*Work to complete*.
Give the entries back exactly, dropping each image.

*Data*.

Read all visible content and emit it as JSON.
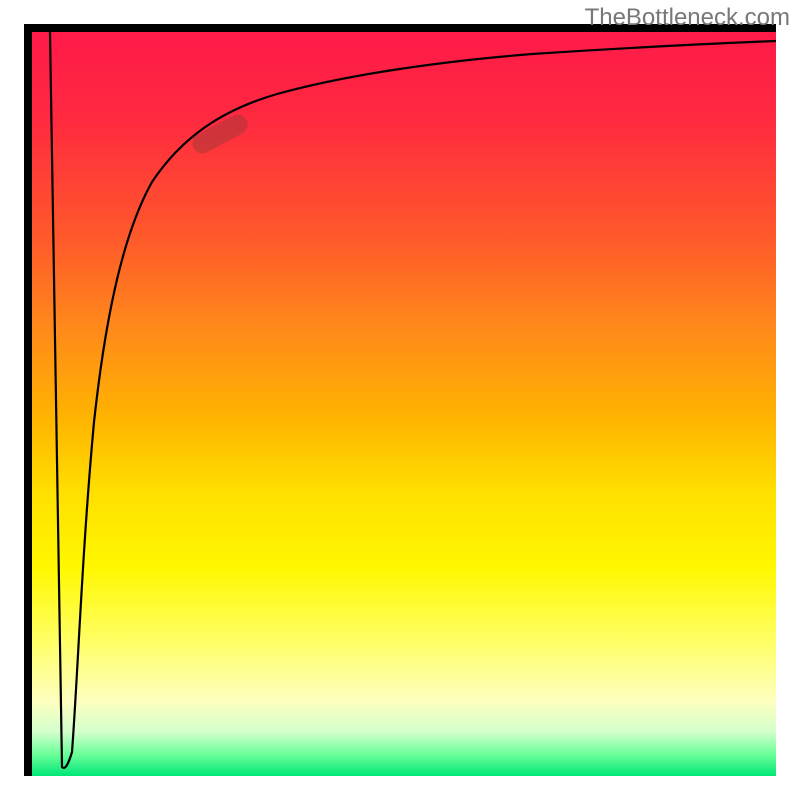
{
  "watermark": "TheBottleneck.com",
  "colors": {
    "gradient_top": "#ff1a49",
    "gradient_mid1": "#ff8a1a",
    "gradient_mid2": "#ffe000",
    "gradient_mid3": "#ffff66",
    "gradient_bottom": "#00e676",
    "curve": "#000000",
    "frame": "#000000",
    "marker": "rgba(120,60,55,0.35)"
  },
  "chart_data": {
    "type": "line",
    "title": "",
    "xlabel": "",
    "ylabel": "",
    "xlim": [
      0,
      100
    ],
    "ylim": [
      0,
      100
    ],
    "grid": false,
    "legend": false,
    "background": "vertical-gradient red→orange→yellow→green",
    "series": [
      {
        "name": "bottleneck-curve",
        "x": [
          2.4,
          4.0,
          5.4,
          6.7,
          8.3,
          10.0,
          12.5,
          16.1,
          20.2,
          25.5,
          32.9,
          41.7,
          53.8,
          67.2,
          80.0,
          90.0,
          100.0
        ],
        "values": [
          100,
          1.3,
          14.0,
          30.0,
          47.6,
          60.0,
          72.0,
          79.9,
          85.9,
          89.8,
          91.7,
          94.1,
          96.0,
          97.1,
          98.0,
          98.5,
          98.8
        ]
      }
    ],
    "annotations": [
      {
        "kind": "pill-marker",
        "x": 26.1,
        "y": 87.0,
        "rotation_deg": -28,
        "note": "highlighted point on curve"
      }
    ]
  }
}
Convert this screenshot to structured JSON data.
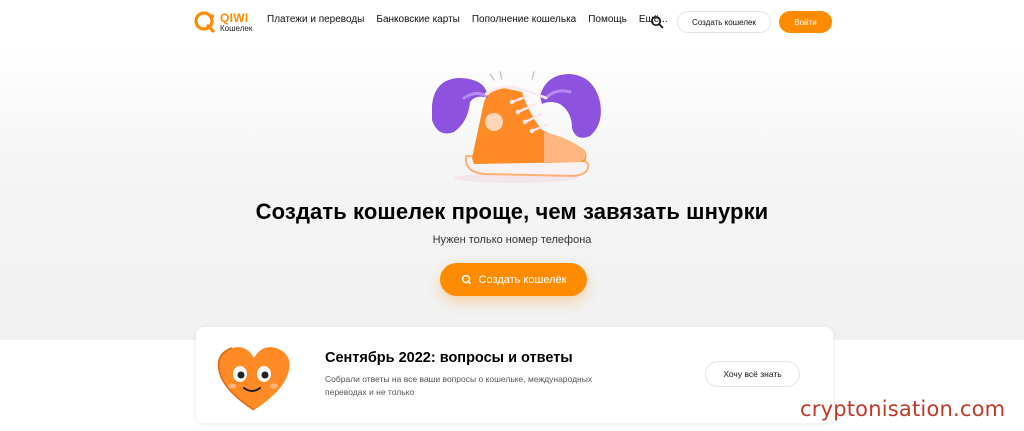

*Solution for this exercise*.
Read all visible content and emit it as JSON.
{
  "watermark": "TheBottleneck.com",
  "colors": {
    "gradient_top": "#ff1a49",
    "gradient_mid1": "#ff8a1a",
    "gradient_mid2": "#ffe000",
    "gradient_mid3": "#ffff66",
    "gradient_bottom": "#00e676",
    "curve": "#000000",
    "frame": "#000000",
    "marker": "rgba(120,60,55,0.35)"
  },
  "chart_data": {
    "type": "line",
    "title": "",
    "xlabel": "",
    "ylabel": "",
    "xlim": [
      0,
      100
    ],
    "ylim": [
      0,
      100
    ],
    "grid": false,
    "legend": false,
    "background": "vertical-gradient red→orange→yellow→green",
    "series": [
      {
        "name": "bottleneck-curve",
        "x": [
          2.4,
          4.0,
          5.4,
          6.7,
          8.3,
          10.0,
          12.5,
          16.1,
          20.2,
          25.5,
          32.9,
          41.7,
          53.8,
          67.2,
          80.0,
          90.0,
          100.0
        ],
        "values": [
          100,
          1.3,
          14.0,
          30.0,
          47.6,
          60.0,
          72.0,
          79.9,
          85.9,
          89.8,
          91.7,
          94.1,
          96.0,
          97.1,
          98.0,
          98.5,
          98.8
        ]
      }
    ],
    "annotations": [
      {
        "kind": "pill-marker",
        "x": 26.1,
        "y": 87.0,
        "rotation_deg": -28,
        "note": "highlighted point on curve"
      }
    ]
  }
}
Convert this screenshot to structured JSON data.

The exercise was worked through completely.